== What you will do ==
Check each line of the material below, and copy it if it holds the string "frequency".

== Records from a data source ==
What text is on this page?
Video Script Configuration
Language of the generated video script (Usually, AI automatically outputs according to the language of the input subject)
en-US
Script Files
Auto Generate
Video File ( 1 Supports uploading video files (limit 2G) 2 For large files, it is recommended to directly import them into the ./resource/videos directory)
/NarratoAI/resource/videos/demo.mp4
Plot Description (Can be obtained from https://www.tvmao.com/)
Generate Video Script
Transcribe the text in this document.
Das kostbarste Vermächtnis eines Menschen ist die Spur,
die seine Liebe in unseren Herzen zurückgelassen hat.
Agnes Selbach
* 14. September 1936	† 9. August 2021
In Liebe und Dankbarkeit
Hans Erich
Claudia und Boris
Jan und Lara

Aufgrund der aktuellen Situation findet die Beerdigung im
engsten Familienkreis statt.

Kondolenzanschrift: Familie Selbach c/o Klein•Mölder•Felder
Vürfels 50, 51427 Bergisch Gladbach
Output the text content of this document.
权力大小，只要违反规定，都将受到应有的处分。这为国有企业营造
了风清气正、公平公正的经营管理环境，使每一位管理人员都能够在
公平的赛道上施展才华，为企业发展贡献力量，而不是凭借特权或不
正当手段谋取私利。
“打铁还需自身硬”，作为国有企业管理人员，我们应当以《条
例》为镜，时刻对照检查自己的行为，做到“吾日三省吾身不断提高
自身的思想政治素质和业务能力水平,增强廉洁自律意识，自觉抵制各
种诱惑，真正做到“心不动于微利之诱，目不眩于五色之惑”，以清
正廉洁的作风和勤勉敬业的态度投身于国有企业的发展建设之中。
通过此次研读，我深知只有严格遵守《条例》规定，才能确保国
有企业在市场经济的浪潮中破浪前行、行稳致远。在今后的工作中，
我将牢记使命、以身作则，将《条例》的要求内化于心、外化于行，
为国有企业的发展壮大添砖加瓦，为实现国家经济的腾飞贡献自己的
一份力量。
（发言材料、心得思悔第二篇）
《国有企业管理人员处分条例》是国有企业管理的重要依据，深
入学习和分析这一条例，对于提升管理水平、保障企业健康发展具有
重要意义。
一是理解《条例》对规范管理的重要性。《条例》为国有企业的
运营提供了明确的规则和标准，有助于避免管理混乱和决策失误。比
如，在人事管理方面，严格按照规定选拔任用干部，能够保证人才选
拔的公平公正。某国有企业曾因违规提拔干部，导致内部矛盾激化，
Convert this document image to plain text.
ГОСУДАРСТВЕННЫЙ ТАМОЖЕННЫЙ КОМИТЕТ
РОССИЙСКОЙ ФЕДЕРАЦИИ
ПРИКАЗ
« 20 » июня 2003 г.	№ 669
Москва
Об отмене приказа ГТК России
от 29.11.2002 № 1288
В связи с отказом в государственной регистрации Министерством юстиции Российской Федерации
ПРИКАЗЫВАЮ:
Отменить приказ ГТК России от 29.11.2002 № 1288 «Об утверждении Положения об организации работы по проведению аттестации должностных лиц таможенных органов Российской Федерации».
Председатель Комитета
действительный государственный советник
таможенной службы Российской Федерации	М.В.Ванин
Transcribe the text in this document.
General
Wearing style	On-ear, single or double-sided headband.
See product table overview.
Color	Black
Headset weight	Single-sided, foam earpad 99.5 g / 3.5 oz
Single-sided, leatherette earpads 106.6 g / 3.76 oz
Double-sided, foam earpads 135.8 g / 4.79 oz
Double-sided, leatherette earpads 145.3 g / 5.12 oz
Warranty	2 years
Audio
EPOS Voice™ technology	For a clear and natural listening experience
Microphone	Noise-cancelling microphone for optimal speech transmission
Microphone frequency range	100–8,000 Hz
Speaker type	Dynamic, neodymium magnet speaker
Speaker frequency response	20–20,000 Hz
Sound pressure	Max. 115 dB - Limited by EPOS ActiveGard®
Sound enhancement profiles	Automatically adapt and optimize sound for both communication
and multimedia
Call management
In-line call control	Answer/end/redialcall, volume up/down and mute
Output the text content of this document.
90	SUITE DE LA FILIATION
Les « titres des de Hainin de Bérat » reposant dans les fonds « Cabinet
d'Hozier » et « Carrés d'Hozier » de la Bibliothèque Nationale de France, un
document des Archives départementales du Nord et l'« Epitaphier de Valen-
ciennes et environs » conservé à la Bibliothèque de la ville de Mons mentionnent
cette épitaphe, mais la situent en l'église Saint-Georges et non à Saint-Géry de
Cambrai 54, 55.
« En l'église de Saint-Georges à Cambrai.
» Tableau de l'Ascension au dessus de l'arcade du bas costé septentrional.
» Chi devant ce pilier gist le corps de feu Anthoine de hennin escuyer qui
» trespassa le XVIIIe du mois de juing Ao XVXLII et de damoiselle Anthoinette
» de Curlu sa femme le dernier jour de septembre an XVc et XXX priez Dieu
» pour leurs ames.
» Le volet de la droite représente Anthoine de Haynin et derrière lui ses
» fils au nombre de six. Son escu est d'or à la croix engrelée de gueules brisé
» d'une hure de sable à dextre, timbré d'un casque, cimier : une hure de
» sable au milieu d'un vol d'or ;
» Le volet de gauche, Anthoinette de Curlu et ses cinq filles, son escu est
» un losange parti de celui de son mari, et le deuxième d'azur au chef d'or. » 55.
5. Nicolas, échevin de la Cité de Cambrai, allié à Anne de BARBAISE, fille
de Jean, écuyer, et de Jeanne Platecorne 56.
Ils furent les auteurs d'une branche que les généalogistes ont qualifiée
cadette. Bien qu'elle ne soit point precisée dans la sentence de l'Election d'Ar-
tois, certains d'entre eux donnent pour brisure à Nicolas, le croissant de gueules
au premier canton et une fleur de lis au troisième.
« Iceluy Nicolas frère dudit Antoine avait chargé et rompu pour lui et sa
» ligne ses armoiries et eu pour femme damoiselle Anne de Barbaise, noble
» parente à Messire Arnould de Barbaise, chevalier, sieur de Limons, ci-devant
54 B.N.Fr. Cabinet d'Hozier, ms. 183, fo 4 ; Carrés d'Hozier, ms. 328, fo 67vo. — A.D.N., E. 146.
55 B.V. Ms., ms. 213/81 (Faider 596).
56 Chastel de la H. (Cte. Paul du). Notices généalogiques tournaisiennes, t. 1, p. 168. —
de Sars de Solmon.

== Exercise response ==
Microphone frequency range	100–8,000 Hz
Speaker frequency response	20–20,000 Hz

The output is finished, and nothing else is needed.